* _PROBLEM DESCRIPTION_: Continue the passage on pulpotomy medicaments for primary molars, picking up after its final sentence.

* _SUPPLIED TEXT_:
Pulpotomy is the accepted treatment procedure for primary molars with exposed coronal pulps inflamed by bacteria due to caries, traumatic injury, or another iatrogenic cause [1]. The goal of pulpotomy is to remove infected coronal pulp tissue while preserving healthy radicular pulp, thereby promoting the integrity and retention of teeth until physiologic exfoliation [2]. However, pulpotomy is applicable only when the inflammation of the pulp is limited to the coronal tissue and the remaining root pulp is vital. Various pulpotomy medicaments aiming at devitalization, preservation, or regeneration of the remaining pulp tissue have been used to date. The ideal pulpotomy medicament would be bactericidal and biocompatible, promote the healing of the root pulp, and be compatible with the physiological process of root resorption [3]. Because such a medicament or technique with all of those features remains unavailable, however, given the lack of clear evidence supporting the superiority of any particular treatment method [4], research has continued to seek alternative pulpotomy agents that can provide better clinical efficacy without secondary effects.

To date, a range of pulpotomy medicaments have been used. Among them, formocresol (FC), a devitalizing agent with excellent bactericidal and fixative properties, has been the gold standard in pulpotomy for many years [5, 6]. However, despite its high success rate and popularity, its cytotoxicity, mutagenicity, and carcinogenicity have raised concerns in the medical community, especially after the International Agency for Research on Cancer classified formaldehyde as carcinogenic for humans in June 2004 [7].

Such concerns have prompted researchers to investigate alternative pulpotomy materials with better clinical efficacy and without secondary effects. Accordingly, various materials and techniques such as calcium hydroxide [8], ferric sulfate (FS) [9-11], mineral trioxide aggregate (MTA) [11-15], sodium hypochlorite [16], electrosurgery [17], and laser therapies [18,19] have been used for pulpotomies. FS, a hemostatic agent used in dermatology and dentistry, has become a good replacement for FC in pulpotomies. Hemostasis occurs by agglutination of blood proteins and the agglutinated proteins form plugs that occlude the capillary orifices [3, 20]. FS provides clinical and radiographic outcomes similar to those of FC, as well as a nonaldehyde option for patients concerned about FC's toxic effects [20].

* _DATASET RECORDS_:

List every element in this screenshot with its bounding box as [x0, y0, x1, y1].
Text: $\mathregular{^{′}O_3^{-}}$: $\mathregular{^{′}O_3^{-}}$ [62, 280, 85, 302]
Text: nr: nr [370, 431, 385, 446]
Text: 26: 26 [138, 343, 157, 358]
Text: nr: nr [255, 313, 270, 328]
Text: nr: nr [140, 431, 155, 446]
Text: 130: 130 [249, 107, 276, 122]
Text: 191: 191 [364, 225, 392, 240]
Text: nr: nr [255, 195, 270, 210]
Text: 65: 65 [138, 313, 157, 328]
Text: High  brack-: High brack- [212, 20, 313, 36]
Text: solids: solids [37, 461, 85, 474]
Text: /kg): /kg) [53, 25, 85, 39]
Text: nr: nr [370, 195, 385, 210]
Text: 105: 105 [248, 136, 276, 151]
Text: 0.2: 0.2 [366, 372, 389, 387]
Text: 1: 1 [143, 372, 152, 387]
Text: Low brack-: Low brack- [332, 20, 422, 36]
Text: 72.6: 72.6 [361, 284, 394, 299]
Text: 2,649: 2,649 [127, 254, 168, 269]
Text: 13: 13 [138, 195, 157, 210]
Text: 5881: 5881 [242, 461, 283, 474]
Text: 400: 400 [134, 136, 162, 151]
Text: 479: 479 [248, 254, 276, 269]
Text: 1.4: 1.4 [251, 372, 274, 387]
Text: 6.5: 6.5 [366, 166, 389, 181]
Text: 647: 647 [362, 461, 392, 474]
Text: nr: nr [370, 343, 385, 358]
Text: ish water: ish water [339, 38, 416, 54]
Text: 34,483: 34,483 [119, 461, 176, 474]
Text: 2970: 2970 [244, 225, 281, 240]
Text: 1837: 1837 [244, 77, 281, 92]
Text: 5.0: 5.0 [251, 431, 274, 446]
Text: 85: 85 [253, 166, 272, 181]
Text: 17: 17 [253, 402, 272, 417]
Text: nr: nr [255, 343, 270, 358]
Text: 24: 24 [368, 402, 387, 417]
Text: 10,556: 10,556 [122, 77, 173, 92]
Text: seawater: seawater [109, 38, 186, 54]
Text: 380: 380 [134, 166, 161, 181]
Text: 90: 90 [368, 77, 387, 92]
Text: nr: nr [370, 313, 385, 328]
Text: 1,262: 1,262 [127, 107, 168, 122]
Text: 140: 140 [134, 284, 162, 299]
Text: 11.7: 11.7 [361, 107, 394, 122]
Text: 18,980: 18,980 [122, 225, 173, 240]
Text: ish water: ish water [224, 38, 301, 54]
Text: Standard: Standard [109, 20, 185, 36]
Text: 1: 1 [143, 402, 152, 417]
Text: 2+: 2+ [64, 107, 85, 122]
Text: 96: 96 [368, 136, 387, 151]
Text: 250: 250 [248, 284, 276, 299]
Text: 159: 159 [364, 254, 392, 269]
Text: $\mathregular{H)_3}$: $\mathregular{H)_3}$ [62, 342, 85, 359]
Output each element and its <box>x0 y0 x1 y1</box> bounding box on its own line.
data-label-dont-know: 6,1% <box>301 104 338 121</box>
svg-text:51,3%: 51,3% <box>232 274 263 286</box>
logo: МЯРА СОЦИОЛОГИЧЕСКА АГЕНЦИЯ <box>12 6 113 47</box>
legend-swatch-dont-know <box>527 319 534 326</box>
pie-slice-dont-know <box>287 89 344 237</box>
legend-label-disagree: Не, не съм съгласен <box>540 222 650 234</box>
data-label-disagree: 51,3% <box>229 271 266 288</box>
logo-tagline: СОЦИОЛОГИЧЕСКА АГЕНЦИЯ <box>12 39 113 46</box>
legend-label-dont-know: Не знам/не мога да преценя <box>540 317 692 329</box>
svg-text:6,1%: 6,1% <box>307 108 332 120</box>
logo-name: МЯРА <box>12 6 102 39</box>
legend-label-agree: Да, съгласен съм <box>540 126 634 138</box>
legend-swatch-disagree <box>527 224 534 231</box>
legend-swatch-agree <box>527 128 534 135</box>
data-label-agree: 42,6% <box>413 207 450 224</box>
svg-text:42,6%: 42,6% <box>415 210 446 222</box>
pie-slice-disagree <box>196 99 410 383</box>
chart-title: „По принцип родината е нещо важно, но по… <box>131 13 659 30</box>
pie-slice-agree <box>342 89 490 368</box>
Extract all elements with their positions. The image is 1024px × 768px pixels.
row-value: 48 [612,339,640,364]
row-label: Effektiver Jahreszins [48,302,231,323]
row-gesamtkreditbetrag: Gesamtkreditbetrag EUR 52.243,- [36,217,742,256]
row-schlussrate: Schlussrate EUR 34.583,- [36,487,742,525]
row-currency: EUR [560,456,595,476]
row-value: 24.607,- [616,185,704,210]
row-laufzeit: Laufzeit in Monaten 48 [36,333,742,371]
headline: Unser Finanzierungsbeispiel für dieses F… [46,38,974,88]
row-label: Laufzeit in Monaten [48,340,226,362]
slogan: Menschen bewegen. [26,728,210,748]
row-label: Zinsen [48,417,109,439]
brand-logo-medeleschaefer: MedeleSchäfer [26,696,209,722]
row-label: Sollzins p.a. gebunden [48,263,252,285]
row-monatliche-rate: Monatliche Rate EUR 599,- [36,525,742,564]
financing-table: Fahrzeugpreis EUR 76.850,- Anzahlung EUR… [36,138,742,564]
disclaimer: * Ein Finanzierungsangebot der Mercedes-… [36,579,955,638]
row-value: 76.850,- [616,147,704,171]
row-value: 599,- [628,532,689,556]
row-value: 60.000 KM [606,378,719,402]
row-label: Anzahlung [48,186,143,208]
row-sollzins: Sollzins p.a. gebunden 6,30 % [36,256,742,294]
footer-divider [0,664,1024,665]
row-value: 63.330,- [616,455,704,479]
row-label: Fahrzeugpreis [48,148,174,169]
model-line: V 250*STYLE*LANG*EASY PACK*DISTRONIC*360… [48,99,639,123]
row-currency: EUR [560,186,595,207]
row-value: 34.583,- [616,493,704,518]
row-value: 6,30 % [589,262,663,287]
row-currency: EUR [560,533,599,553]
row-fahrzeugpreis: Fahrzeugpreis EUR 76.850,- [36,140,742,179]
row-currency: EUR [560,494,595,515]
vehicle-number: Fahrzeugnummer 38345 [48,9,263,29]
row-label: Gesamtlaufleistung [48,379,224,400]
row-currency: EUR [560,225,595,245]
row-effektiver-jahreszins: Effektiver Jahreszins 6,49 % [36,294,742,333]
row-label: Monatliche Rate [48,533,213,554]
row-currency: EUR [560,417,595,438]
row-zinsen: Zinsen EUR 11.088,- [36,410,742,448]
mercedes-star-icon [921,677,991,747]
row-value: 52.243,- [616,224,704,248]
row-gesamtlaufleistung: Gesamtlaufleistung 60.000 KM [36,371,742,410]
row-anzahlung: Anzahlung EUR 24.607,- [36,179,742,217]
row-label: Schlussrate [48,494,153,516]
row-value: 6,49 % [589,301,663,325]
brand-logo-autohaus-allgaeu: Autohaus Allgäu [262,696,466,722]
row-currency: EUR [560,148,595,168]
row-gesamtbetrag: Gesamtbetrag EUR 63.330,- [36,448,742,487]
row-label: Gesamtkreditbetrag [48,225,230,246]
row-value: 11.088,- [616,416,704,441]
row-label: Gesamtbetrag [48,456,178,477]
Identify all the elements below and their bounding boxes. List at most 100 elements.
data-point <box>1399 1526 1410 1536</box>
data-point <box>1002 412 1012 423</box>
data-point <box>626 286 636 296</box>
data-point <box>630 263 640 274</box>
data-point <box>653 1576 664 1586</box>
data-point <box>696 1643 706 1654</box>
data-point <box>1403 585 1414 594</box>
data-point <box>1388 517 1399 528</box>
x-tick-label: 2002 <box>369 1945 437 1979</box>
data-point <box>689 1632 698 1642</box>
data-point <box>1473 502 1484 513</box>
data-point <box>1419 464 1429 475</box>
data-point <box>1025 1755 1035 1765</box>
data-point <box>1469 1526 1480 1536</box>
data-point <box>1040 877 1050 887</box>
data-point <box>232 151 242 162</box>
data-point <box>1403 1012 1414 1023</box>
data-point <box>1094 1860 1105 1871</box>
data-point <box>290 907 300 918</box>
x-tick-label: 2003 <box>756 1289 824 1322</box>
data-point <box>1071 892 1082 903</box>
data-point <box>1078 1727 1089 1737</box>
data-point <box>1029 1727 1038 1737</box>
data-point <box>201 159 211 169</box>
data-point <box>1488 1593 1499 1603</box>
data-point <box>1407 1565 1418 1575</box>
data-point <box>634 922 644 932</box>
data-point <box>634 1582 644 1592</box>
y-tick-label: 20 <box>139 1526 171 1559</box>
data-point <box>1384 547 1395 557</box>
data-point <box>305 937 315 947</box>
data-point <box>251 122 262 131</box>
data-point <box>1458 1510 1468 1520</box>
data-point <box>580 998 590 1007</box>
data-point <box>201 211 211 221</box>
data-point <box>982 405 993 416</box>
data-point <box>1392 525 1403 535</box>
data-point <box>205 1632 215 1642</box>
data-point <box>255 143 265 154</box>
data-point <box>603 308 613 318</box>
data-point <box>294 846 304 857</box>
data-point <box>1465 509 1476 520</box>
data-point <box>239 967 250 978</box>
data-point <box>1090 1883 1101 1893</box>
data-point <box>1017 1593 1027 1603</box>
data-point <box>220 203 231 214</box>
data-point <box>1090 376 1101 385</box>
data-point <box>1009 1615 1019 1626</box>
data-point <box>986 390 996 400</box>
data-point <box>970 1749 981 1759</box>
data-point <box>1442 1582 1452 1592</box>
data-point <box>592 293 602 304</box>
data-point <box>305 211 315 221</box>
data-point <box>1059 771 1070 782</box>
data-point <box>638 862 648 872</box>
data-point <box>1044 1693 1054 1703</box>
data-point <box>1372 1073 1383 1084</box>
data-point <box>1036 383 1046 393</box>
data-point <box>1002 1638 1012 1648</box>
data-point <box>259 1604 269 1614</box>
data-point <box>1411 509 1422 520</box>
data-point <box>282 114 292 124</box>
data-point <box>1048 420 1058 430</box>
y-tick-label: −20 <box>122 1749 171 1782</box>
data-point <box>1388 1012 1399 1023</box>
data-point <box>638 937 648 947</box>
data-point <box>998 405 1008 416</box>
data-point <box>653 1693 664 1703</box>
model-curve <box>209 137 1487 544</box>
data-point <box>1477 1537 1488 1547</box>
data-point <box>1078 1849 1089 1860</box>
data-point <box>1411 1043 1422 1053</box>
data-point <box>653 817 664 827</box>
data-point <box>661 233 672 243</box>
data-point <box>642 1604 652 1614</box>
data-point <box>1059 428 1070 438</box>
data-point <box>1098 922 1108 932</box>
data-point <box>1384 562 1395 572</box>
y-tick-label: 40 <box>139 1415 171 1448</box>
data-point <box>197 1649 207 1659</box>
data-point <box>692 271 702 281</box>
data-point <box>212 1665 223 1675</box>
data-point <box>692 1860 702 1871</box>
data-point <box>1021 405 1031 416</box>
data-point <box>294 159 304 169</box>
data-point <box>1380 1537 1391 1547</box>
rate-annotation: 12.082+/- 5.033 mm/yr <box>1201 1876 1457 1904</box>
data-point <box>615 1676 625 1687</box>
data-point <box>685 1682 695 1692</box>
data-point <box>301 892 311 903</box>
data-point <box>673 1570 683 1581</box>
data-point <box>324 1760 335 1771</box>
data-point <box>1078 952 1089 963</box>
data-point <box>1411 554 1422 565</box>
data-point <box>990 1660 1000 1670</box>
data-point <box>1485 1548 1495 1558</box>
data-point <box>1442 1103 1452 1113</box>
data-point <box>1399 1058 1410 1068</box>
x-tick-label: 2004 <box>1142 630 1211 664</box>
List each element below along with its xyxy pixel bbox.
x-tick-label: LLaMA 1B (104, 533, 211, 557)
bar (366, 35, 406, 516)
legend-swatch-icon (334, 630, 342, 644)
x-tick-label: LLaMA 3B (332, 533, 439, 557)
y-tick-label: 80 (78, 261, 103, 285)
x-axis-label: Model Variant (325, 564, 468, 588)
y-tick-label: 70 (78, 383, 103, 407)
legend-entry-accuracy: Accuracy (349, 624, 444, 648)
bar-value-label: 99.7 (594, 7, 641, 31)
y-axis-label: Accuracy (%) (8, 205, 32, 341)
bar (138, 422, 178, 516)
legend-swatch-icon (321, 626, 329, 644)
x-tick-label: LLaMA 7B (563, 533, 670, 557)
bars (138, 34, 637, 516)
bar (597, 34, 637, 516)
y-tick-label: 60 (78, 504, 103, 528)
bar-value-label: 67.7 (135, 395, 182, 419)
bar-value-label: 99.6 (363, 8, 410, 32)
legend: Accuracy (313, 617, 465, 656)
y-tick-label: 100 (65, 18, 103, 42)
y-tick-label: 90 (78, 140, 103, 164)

* _ANSWER SPACE_:
In recent years, a major advance in endodontics has been the development of MTA material with bioinductive and regenerative capabilities. Since 2001, MTA has served as a successful bioregenerative treatment alternative in pulpotomy of the primary molars [21]. Clinical trials have moreover shown that MTA has success rates similar or even superior to those of FC and FS [2]. Despite its advantages, including hard tissue formation and dentinogenesis in the pulp, MTA poses drawbacks such as a lengthy setting time, poor handling properties, and high cost [22, 23]. To overcome those shortcomings, researchers have modified the color, particle size, and formulation of MTA to yield commercial products launched with various brand names. MTA was introduced in 1993 [24] and received FDA approval in 1998 [25]. In 1999, ProRoot MTA (PR-MTA) (Dentsply, Tulsa Dental Specialties, TN, USA) became the first commercially available MTA product in the United States [26]. By contrast, MTA-Plus (MTA-P), though composed of ingredients similar to PR-MTAs, has a finer particle size--50% of particles are finer than 1mm in diameter--which gives the material a higher specific surface area [27]. Even more recently, another generation of materials with properties similar to those of MTA has emerged in dentistry. Among them, Biodentine (BD) is a bioactive dentin substitute with a calcium silicate-based formulation that has attracted attention for its robust mechanical properties and high biocompatibility [28]. Indeed, such favorable properties, as several in vivo [29, 30] and in vitro [31, 32] investigations have shown, make BD a promising choice for pulpotomy of the primary molars. All these materials, including MTA products and Biodentine, are composed primarily of tricalcium silicate and named calcium silicate-based cements.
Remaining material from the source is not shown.